(Figure data in JSON)
· · · · · · ·
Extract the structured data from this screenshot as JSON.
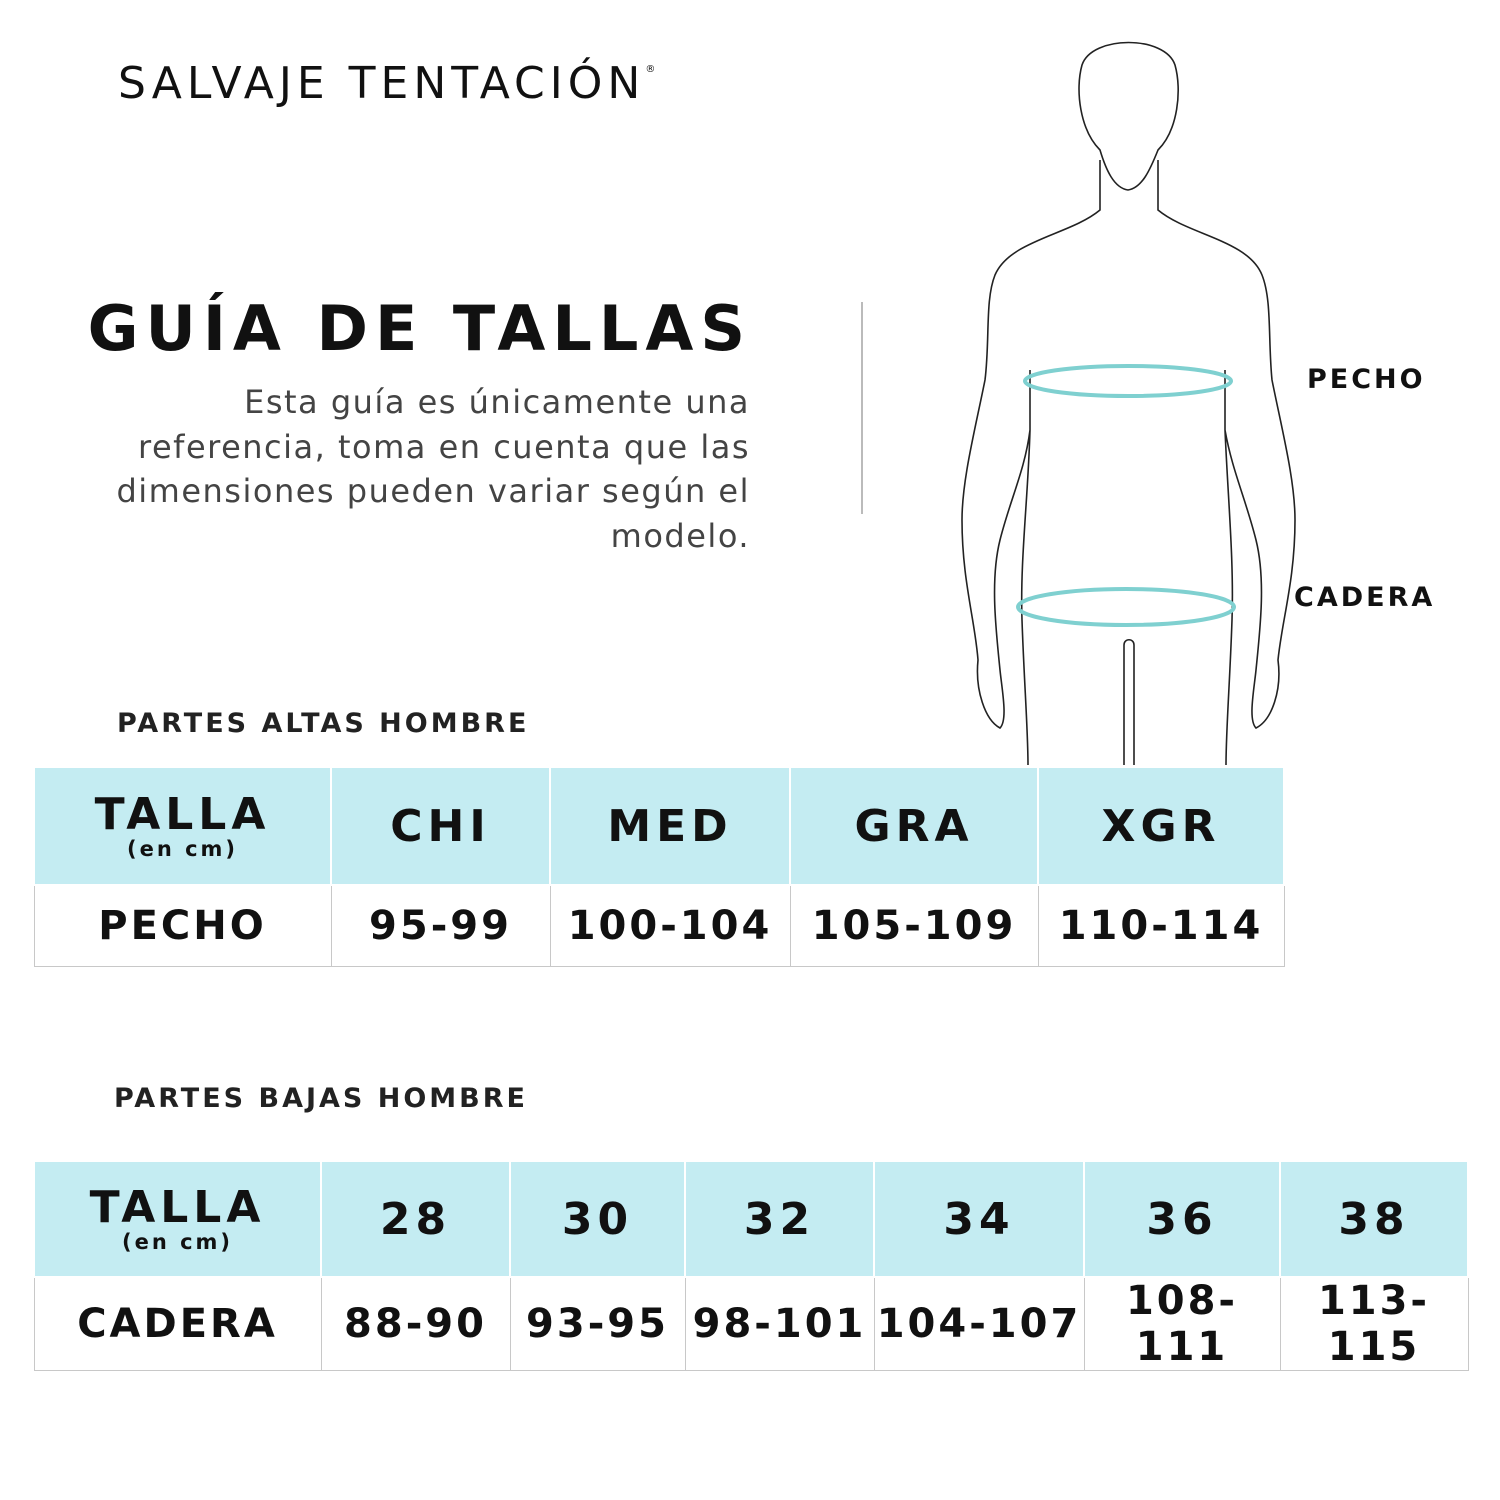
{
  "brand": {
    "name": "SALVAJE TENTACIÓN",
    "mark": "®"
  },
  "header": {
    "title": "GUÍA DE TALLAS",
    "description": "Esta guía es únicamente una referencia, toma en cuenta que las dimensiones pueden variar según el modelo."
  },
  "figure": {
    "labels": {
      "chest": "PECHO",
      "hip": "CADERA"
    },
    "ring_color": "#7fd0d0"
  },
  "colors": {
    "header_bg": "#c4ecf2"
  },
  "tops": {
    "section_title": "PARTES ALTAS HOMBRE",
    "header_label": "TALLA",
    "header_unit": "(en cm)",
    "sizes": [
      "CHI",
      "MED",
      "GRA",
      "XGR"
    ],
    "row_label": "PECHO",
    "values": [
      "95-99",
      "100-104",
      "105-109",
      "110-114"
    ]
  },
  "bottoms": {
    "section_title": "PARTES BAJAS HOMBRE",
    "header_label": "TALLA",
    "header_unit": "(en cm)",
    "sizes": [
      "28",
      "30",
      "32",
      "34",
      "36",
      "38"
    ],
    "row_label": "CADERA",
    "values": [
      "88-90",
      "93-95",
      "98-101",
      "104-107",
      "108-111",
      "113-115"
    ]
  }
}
· · · · · · ·
EXERCISE BRIEF
Leaving out the pictures, repeat the data above exactly.

WORKED SOLUTION
Extract the structured data from this screenshot as JSON.
{
  "brand": {
    "name": "SALVAJE TENTACIÓN",
    "mark": "®"
  },
  "header": {
    "title": "GUÍA DE TALLAS",
    "description": "Esta guía es únicamente una referencia, toma en cuenta que las dimensiones pueden variar según el modelo."
  },
  "figure": {
    "labels": {
      "chest": "PECHO",
      "hip": "CADERA"
    },
    "ring_color": "#7fd0d0"
  },
  "colors": {
    "header_bg": "#c4ecf2"
  },
  "tops": {
    "section_title": "PARTES ALTAS HOMBRE",
    "header_label": "TALLA",
    "header_unit": "(en cm)",
    "sizes": [
      "CHI",
      "MED",
      "GRA",
      "XGR"
    ],
    "row_label": "PECHO",
    "values": [
      "95-99",
      "100-104",
      "105-109",
      "110-114"
    ]
  },
  "bottoms": {
    "section_title": "PARTES BAJAS HOMBRE",
    "header_label": "TALLA",
    "header_unit": "(en cm)",
    "sizes": [
      "28",
      "30",
      "32",
      "34",
      "36",
      "38"
    ],
    "row_label": "CADERA",
    "values": [
      "88-90",
      "93-95",
      "98-101",
      "104-107",
      "108-111",
      "113-115"
    ]
  }
}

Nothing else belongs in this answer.